**Exercise goal**
Restate every entry word for word.
....
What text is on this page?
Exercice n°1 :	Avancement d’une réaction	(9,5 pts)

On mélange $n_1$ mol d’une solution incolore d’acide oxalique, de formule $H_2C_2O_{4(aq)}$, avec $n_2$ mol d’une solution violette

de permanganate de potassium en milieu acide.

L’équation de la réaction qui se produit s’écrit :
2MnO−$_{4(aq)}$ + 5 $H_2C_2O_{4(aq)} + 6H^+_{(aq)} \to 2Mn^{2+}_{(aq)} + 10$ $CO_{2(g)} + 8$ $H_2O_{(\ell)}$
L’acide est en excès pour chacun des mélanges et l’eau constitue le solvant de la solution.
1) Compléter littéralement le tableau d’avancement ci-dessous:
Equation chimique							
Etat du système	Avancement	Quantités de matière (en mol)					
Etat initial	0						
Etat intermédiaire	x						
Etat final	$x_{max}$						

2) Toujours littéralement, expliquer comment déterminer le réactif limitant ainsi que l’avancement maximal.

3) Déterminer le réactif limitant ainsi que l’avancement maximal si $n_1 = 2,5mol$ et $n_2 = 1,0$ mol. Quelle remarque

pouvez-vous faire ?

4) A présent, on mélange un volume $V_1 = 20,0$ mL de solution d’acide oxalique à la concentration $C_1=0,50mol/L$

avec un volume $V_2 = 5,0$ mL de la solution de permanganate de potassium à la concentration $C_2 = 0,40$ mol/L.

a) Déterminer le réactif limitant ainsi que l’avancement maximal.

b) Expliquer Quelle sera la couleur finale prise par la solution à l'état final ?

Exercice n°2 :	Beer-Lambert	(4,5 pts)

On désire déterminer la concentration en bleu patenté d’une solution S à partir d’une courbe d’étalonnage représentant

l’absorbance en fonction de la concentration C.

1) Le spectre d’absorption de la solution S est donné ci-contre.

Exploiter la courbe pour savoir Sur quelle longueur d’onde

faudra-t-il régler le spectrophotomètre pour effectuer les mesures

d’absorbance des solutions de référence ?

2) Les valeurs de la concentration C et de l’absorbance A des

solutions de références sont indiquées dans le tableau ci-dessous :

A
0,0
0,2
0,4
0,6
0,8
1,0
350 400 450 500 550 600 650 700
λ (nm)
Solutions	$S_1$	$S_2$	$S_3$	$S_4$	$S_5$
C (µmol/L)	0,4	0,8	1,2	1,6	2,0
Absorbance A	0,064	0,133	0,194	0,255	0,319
....
**The reply**
What text is on this page?
Exercice n°1 :	Avancement d’une réaction	(9,5 pts)

On mélange $n_1$ mol d’une solution incolore d’acide oxalique, de formule $H_2C_2O_{4(aq)}$, avec $n_2$ mol d’une solution violette

de permanganate de potassium en milieu acide.

L’équation de la réaction qui se produit s’écrit :
2MnO−$_{4(aq)}$ + 5 $H_2C_2O_{4(aq)} + 6H^+_{(aq)} \to 2Mn^{2+}_{(aq)} + 10$ $CO_{2(g)} + 8$ $H_2O_{(\ell)}$
L’acide est en excès pour chacun des mélanges et l’eau constitue le solvant de la solution.
1) Compléter littéralement le tableau d’avancement ci-dessous:
Equation chimique							
Etat du système	Avancement	Quantités de matière (en mol)					
Etat initial	0						
Etat intermédiaire	x						
Etat final	$x_{max}$						

2) Toujours littéralement, expliquer comment déterminer le réactif limitant ainsi que l’avancement maximal.

3) Déterminer le réactif limitant ainsi que l’avancement maximal si $n_1 = 2,5mol$ et $n_2 = 1,0$ mol. Quelle remarque

pouvez-vous faire ?

4) A présent, on mélange un volume $V_1 = 20,0$ mL de solution d’acide oxalique à la concentration $C_1=0,50mol/L$

avec un volume $V_2 = 5,0$ mL de la solution de permanganate de potassium à la concentration $C_2 = 0,40$ mol/L.

a) Déterminer le réactif limitant ainsi que l’avancement maximal.

b) Expliquer Quelle sera la couleur finale prise par la solution à l'état final ?

Exercice n°2 :	Beer-Lambert	(4,5 pts)

On désire déterminer la concentration en bleu patenté d’une solution S à partir d’une courbe d’étalonnage représentant

l’absorbance en fonction de la concentration C.

1) Le spectre d’absorption de la solution S est donné ci-contre.

Exploiter la courbe pour savoir Sur quelle longueur d’onde

faudra-t-il régler le spectrophotomètre pour effectuer les mesures

d’absorbance des solutions de référence ?

2) Les valeurs de la concentration C et de l’absorbance A des

solutions de références sont indiquées dans le tableau ci-dessous :

A
0,0
0,2
0,4
0,6
0,8
1,0
350 400 450 500 550 600 650 700
λ (nm)
Solutions	$S_1$	$S_2$	$S_3$	$S_4$	$S_5$
C (µmol/L)	0,4	0,8	1,2	1,6	2,0
Absorbance A	0,064	0,133	0,194	0,255	0,319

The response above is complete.